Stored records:

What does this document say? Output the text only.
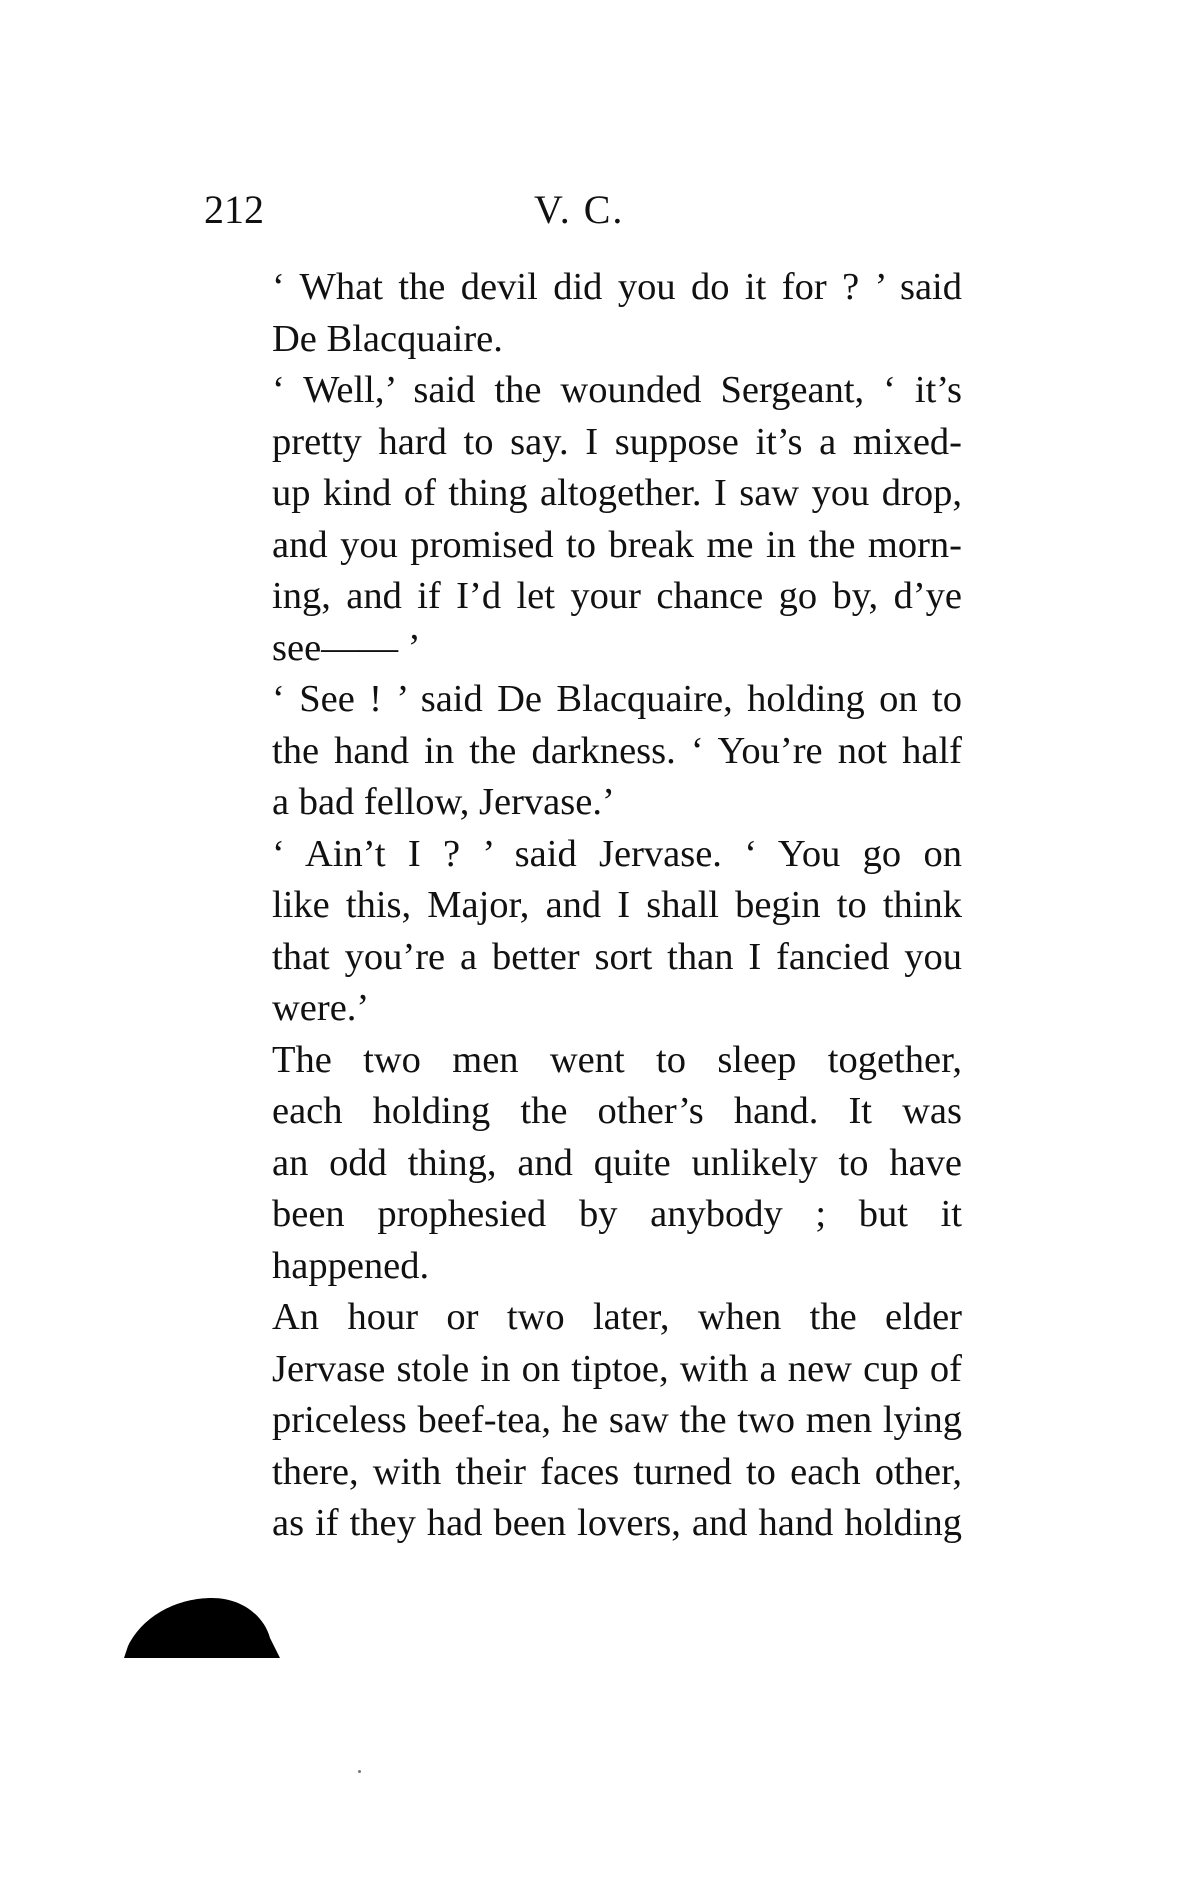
212	V. C.

‘ What the devil did you do it for ? ’ said
De Blacquaire.

‘ Well,’ said the wounded Sergeant, ‘ it’s
pretty hard to say. I suppose it’s a mixed-
up kind of thing altogether. I saw you drop,
and you promised to break me in the morn-
ing, and if I’d let your chance go by, d’ye
see—— ’

‘ See ! ’ said De Blacquaire, holding on to
the hand in the darkness. ‘ You’re not half
a bad fellow, Jervase.’

‘ Ain’t I ? ’ said Jervase. ‘ You go on
like this, Major, and I shall begin to think
that you’re a better sort than I fancied you
were.’

The two men went to sleep together,
each holding the other’s hand. It was
an odd thing, and quite unlikely to have
been prophesied by anybody ; but it
happened.

An hour or two later, when the elder
Jervase stole in on tiptoe, with a new cup of
priceless beef-tea, he saw the two men lying
there, with their faces turned to each other,
as if they had been lovers, and hand holding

### Directions
An exact transcription of all the entries is required, without the pictures.

### Solution for this task
What does this document say? Output the text only.
212	V. C.

‘ What the devil did you do it for ? ’ said
De Blacquaire.

‘ Well,’ said the wounded Sergeant, ‘ it’s
pretty hard to say. I suppose it’s a mixed-
up kind of thing altogether. I saw you drop,
and you promised to break me in the morn-
ing, and if I’d let your chance go by, d’ye
see—— ’

‘ See ! ’ said De Blacquaire, holding on to
the hand in the darkness. ‘ You’re not half
a bad fellow, Jervase.’

‘ Ain’t I ? ’ said Jervase. ‘ You go on
like this, Major, and I shall begin to think
that you’re a better sort than I fancied you
were.’

The two men went to sleep together,
each holding the other’s hand. It was
an odd thing, and quite unlikely to have
been prophesied by anybody ; but it
happened.

An hour or two later, when the elder
Jervase stole in on tiptoe, with a new cup of
priceless beef-tea, he saw the two men lying
there, with their faces turned to each other,
as if they had been lovers, and hand holding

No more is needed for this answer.